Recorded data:
•••

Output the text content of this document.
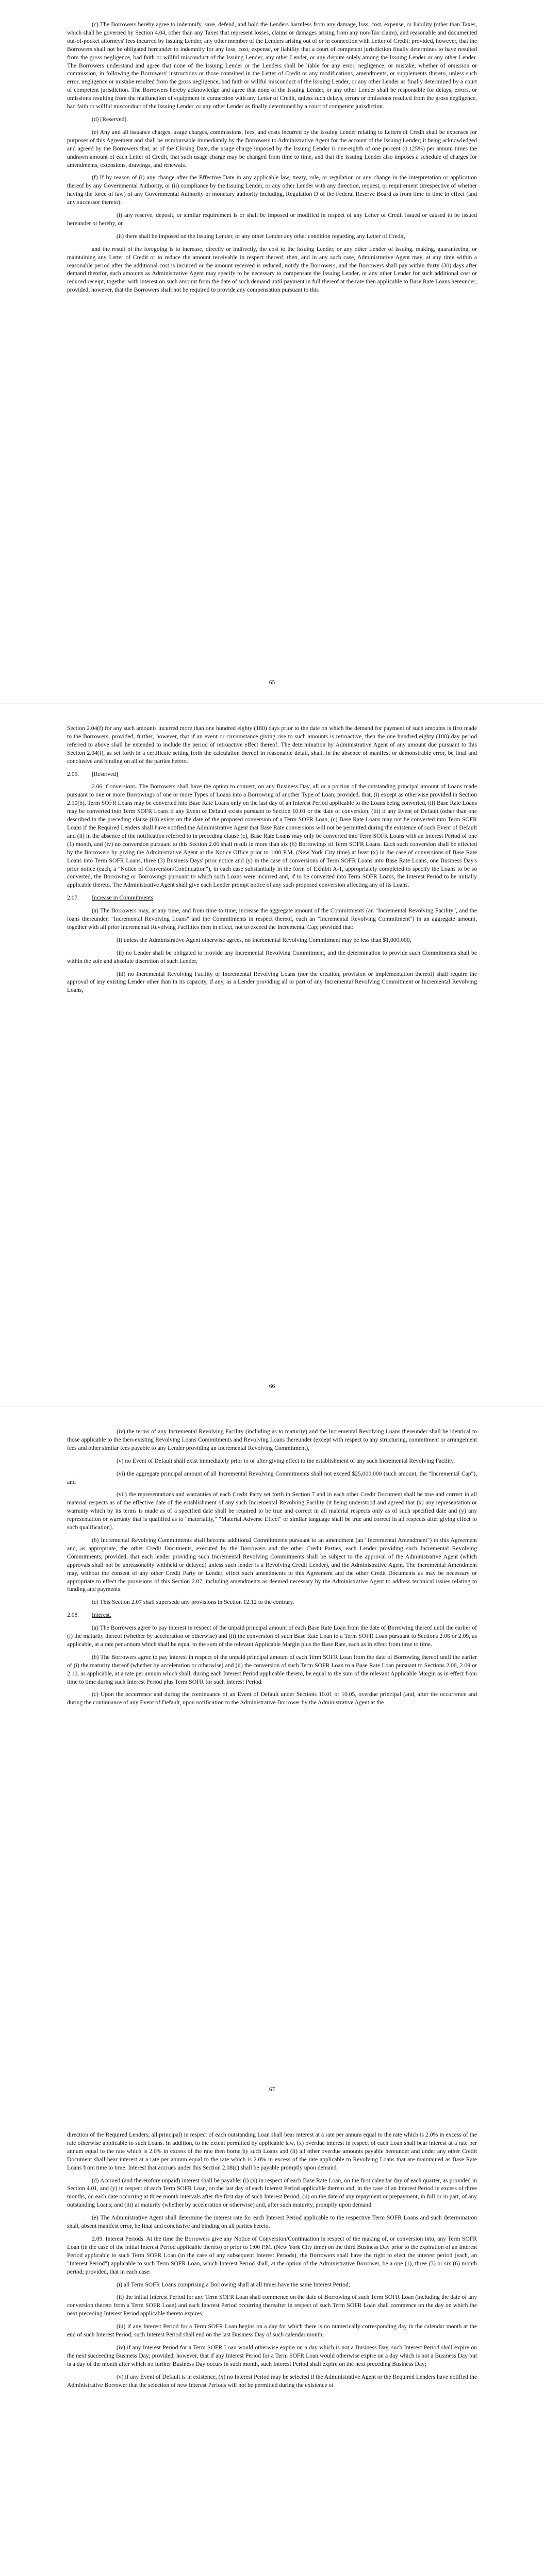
(c) The Borrowers hereby agree to indemnify, save, defend, and hold the Lenders harmless from any damage, loss, cost, expense, or liability (other than Taxes, which shall be governed by Section 4.04, other than any Taxes that represent losses, claims or damages arising from any non-Tax claim), and reasonable and documented out-of-pocket attorneys' fees incurred by Issuing Lender, any other member of the Lenders arising out of or in connection with Letter of Credit; provided, however, that the Borrowers shall not be obligated hereunder to indemnify for any loss, cost, expense, or liability that a court of competent jurisdiction finally determines to have resulted from the gross negligence, bad faith or willful misconduct of the Issuing Lender, any other Lender, or any dispute solely among the Issuing Lender or any other Lender. The Borrowers understand and agree that none of the Issuing Lender or the Lenders shall be liable for any error, negligence, or mistake, whether of omission or commission, in following the Borrowers' instructions or those contained in the Letter of Credit or any modifications, amendments, or supplements thereto, unless such error, negligence or mistake resulted from the gross negligence, bad faith or willful misconduct of the Issuing Lender, or any other Lender as finally determined by a court of competent jurisdiction. The Borrowers hereby acknowledge and agree that none of the Issuing Lender, or any other Lender shall be responsible for delays, errors, or omissions resulting from the malfunction of equipment in connection with any Letter of Credit, unless such delays, errors or omissions resulted from the gross negligence, bad faith or willful misconduct of the Issuing Lender, or any other Lender as finally determined by a court of competent jurisdiction.

(d) [Reserved].

(e) Any and all issuance charges, usage charges, commissions, fees, and costs incurred by the Issuing Lender relating to Letters of Credit shall be expenses for purposes of this Agreement and shall be reimbursable immediately by the Borrowers to Administrative Agent for the account of the Issuing Lender; it being acknowledged and agreed by the Borrowers that, as of the Closing Date, the usage charge imposed by the Issuing Lender is one-eighth of one percent (0.125%) per annum times the undrawn amount of each Letter of Credit, that such usage charge may be changed from time to time, and that the Issuing Lender also imposes a schedule of charges for amendments, extensions, drawings, and renewals.

(f) If by reason of (i) any change after the Effective Date in any applicable law, treaty, rule, or regulation or any change in the interpretation or application thereof by any Governmental Authority, or (ii) compliance by the Issuing Lender, or any other Lender with any direction, request, or requirement (irrespective of whether having the force of law) of any Governmental Authority or monetary authority including, Regulation D of the Federal Reserve Board as from time to time in effect (and any successor thereto):

(i) any reserve, deposit, or similar requirement is or shall be imposed or modified in respect of any Letter of Credit issued or caused to be issued hereunder or hereby, or

(ii) there shall be imposed on the Issuing Lender, or any other Lender any other condition regarding any Letter of Credit,

and the result of the foregoing is to increase, directly or indirectly, the cost to the Issuing Lender, or any other Lender of issuing, making, guaranteeing, or maintaining any Letter of Credit or to reduce the amount receivable in respect thereof, then, and in any such case, Administrative Agent may, at any time within a reasonable period after the additional cost is incurred or the amount received is reduced, notify the Borrowers, and the Borrowers shall pay within thirty (30) days after demand therefor, such amounts as Administrative Agent may specify to be necessary to compensate the Issuing Lender, or any other Lender for such additional cost or reduced receipt, together with interest on such amount from the date of such demand until payment in full thereof at the rate then applicable to Base Rate Loans hereunder; provided, however, that the Borrowers shall not be required to provide any compensation pursuant to this

65

Section 2.04(f) for any such amounts incurred more than one hundred eighty (180) days prior to the date on which the demand for payment of such amounts is first made to the Borrowers; provided, further, however, that if an event or circumstance giving rise to such amounts is retroactive, then the one hundred eighty (180) day period referred to above shall be extended to include the period of retroactive effect thereof. The determination by Administrative Agent of any amount due pursuant to this Section 2.04(f), as set forth in a certificate setting forth the calculation thereof in reasonable detail, shall, in the absence of manifest or demonstrable error, be final and conclusive and binding on all of the parties hereto.

2.05. [Reserved]

2.06. Conversions. The Borrowers shall have the option to convert, on any Business Day, all or a portion of the outstanding principal amount of Loans made pursuant to one or more Borrowings of one or more Types of Loans into a Borrowing of another Type of Loan; provided, that, (i) except as otherwise provided in Section 2.10(b), Term SOFR Loans may be converted into Base Rate Loans only on the last day of an Interest Period applicable to the Loans being converted, (ii) Base Rate Loans may be converted into Term SOFR Loans if any Event of Default exists pursuant to Section 10.01 or the date of conversion, (iii) if any Event of Default (other than one described in the preceding clause (ii)) exists on the date of the proposed conversion of a Term SOFR Loan, (c) Base Rate Loans may not be converted into Term SOFR Loans if the Required Lenders shall have notified the Administrative Agent that Base Rate conversions will not be permitted during the existence of such Event of Default and (ii) in the absence of the notification referred to in preceding clause (c), Base Rate Loans may only be converted into Term SOFR Loans with an Interest Period of one (1) month, and (iv) no conversion pursuant to this Section 2.06 shall result in more than six (6) Borrowings of Term SOFR Loans. Each such conversion shall be effected by the Borrowers by giving the Administrative Agent at the Notice Office prior to 1:00 P.M. (New York City time) at least (x) in the case of conversions of Base Rate Loans into Term SOFR Loans, three (3) Business Days' prior notice and (y) in the case of conversions of Term SOFR Loans into Base Rate Loans, one Business Day's prior notice (each, a "Notice of Conversion/Continuation"), in each case substantially in the form of Exhibit A-1, appropriately completed to specify the Loans to be so converted, the Borrowing or Borrowings pursuant to which such Loans were incurred and, if to be converted into Term SOFR Loans, the Interest Period to be initially applicable thereto. The Administrative Agent shall give each Lender prompt notice of any such proposed conversion affecting any of its Loans.

2.07. Increase in Commitments

(a) The Borrowers may, at any time, and from time to time, increase the aggregate amount of the Commitments (an "Incremental Revolving Facility", and the loans thereunder, "Incremental Revolving Loans" and the Commitments in respect thereof, each an "Incremental Revolving Commitment") in an aggregate amount, together with all prior Incremental Revolving Facilities then in effect, not to exceed the Incremental Cap; provided that:

(i) unless the Administrative Agent otherwise agrees, no Incremental Revolving Commitment may be less than $1,000,000,

(ii) no Lender shall be obligated to provide any Incremental Revolving Commitment, and the determination to provide such Commitments shall be within the sole and absolute discretion of such Lender,

(iii) no Incremental Revolving Facility or Incremental Revolving Loans (nor the creation, provision or implementation thereof) shall require the approval of any existing Lender other than in its capacity, if any, as a Lender providing all or part of any Incremental Revolving Commitment or Incremental Revolving Loans,

66

(iv) the terms of any Incremental Revolving Facility (including as to maturity) and the Incremental Revolving Loans thereunder shall be identical to those applicable to the then-existing Revolving Loans Commitments and Revolving Loans thereunder (except with respect to any structuring, commitment or arrangement fees and other similar fees payable to any Lender providing an Incremental Revolving Commitment),

(v) no Event of Default shall exist immediately prior to or after giving effect to the establishment of any such Incremental Revolving Facility,

(vi) the aggregate principal amount of all Incremental Revolving Commitments shall not exceed $25,000,000 (such amount, the "Incremental Cap"), and

(vii) the representations and warranties of each Credit Party set forth in Section 7 and in each other Credit Document shall be true and correct in all material respects as of the effective date of the establishment of any such Incremental Revolving Facility (it being understood and agreed that (x) any representation or warranty which by its terms is made as of a specified date shall be required to be true and correct in all material respects only as of such specified date and (y) any representation or warranty that is qualified as to "materiality," "Material Adverse Effect" or similar language shall be true and correct in all respects after giving effect to such qualification).

(b) Incremental Revolving Commitments shall become additional Commitments pursuant to an amendment (an "Incremental Amendment") to this Agreement and, as appropriate, the other Credit Documents, executed by the Borrowers and the other Credit Parties, each Lender providing such Incremental Revolving Commitments; provided, that each lender providing such Incremental Revolving Commitments shall be subject to the approval of the Administrative Agent (which approvals shall not be unreasonably withheld or delayed) unless such lender is a Revolving Credit Lender), and the Administrative Agent. The Incremental Amendment may, without the consent of any other Credit Party or Lender, effect such amendments to this Agreement and the other Credit Documents as may be necessary or appropriate to effect the provisions of this Section 2.07, including amendments as deemed necessary by the Administrative Agent to address technical issues relating to funding and payments.

(c) This Section 2.07 shall supersede any provisions in Section 12.12 to the contrary.

2.08. Interest.

(a) The Borrowers agree to pay interest in respect of the unpaid principal amount of each Base Rate Loan from the date of Borrowing thereof until the earlier of (i) the maturity thereof (whether by acceleration or otherwise) and (ii) the conversion of such Base Rate Loan to a Term SOFR Loan pursuant to Sections 2.06 or 2.09, as applicable, at a rate per annum which shall be equal to the sum of the relevant Applicable Margin plus the Base Rate, each as in effect from time to time.

(b) The Borrowers agree to pay interest in respect of the unpaid principal amount of each Term SOFR Loan from the date of Borrowing thereof until the earlier of (i) the maturity thereof (whether by acceleration or otherwise) and (ii) the conversion of such Term SOFR Loan to a Base Rate Loan pursuant to Sections 2.06, 2.09 or 2.10, as applicable, at a rate per annum which shall, during each Interest Period applicable thereto, be equal to the sum of the relevant Applicable Margin as in effect from time to time during such Interest Period plus Term SOFR for such Interest Period.

(c) Upon the occurrence and during the continuance of an Event of Default under Sections 10.01 or 10.05, overdue principal (and, after the occurrence and during the continuance of any Event of Default, upon notification to the Administrative Borrower by the Administrative Agent at the

67

direction of the Required Lenders, all principal) in respect of each outstanding Loan shall bear interest at a rate per annum equal to the rate which is 2.0% in excess of the rate otherwise applicable to such Loans. In addition, to the extent permitted by applicable law, (x) overdue interest in respect of each Loan shall bear interest at a rate per annum equal to the rate which is 2.0% in excess of the rate then borne by such Loans and (ii) all other overdue amounts payable hereunder and under any other Credit Document shall bear interest at a rate per annum equal to the rate which is 2.0% in excess of the rate applicable to Revolving Loans that are maintained as Base Rate Loans from time to time. Interest that accrues under this Section 2.08(c) shall be payable promptly upon demand.

(d) Accrued (and theretofore unpaid) interest shall be payable: (i) (x) in respect of each Base Rate Loan, on the first calendar day of each quarter, as provided in Section 4.01, and (y) in respect of each Term SOFR Loan, on the last day of each Interest Period applicable thereto and, in the case of an Interest Period in excess of three months, on each date occurring at three month intervals after the first day of such Interest Period, (ii) on the date of any repayment or prepayment, in full or in part, of any outstanding Loans; and (iii) at maturity (whether by acceleration or otherwise) and, after such maturity, promptly upon demand.

(e) The Administrative Agent shall determine the interest rate for each Interest Period applicable to the respective Term SOFR Loans and such determination shall, absent manifest error, be final and conclusive and binding on all parties hereto.

2.09. Interest Periods. At the time the Borrowers give any Notice of Conversion/Continuation in respect of the making of, or conversion into, any Term SOFR Loan (in the case of the initial Interest Period applicable thereto) or prior to 1:00 P.M. (New York City time) on the third Business Day prior to the expiration of an Interest Period applicable to such Term SOFR Loan (in the case of any subsequent Interest Periods), the Borrowers shall have the right to elect the interest period (each, an "Interest Period") applicable to such Term SOFR Loan, which Interest Period shall, at the option of the Administrative Borrower, be a one (1), three (3) or six (6) month period; provided, that in each case:

(i) all Term SOFR Loans comprising a Borrowing shall at all times have the same Interest Period;

(ii) the initial Interest Period for any Term SOFR Loan shall commence on the date of Borrowing of such Term SOFR Loan (including the date of any conversion thereto from a Term SOFR Loan) and each Interest Period occurring thereafter in respect of such Term SOFR Loan shall commence on the day on which the next preceding Interest Period applicable thereto expires;

(iii) if any Interest Period for a Term SOFR Loan begins on a day for which there is no numerically corresponding day in the calendar month at the end of such Interest Period, such Interest Period shall end on the last Business Day of such calendar month;

(iv) if any Interest Period for a Term SOFR Loan would otherwise expire on a day which is not a Business Day, such Interest Period shall expire on the next succeeding Business Day; provided, however, that if any Interest Period for a Term SOFR Loan would otherwise expire on a day which is not a Business Day but is a day of the month after which no further Business Day occurs in such month, such Interest Period shall expire on the next preceding Business Day;

(v) if any Event of Default is in existence, (x) no Interest Period may be selected if the Administrative Agent or the Required Lenders have notified the Administrative Borrower that the selection of new Interest Periods will not be permitted during the existence of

•••

(THE PROBLEM) Of the lines in this data, how many contain "conclusive"? Reply with only the number.

(PROBLEM SOLUTION) 2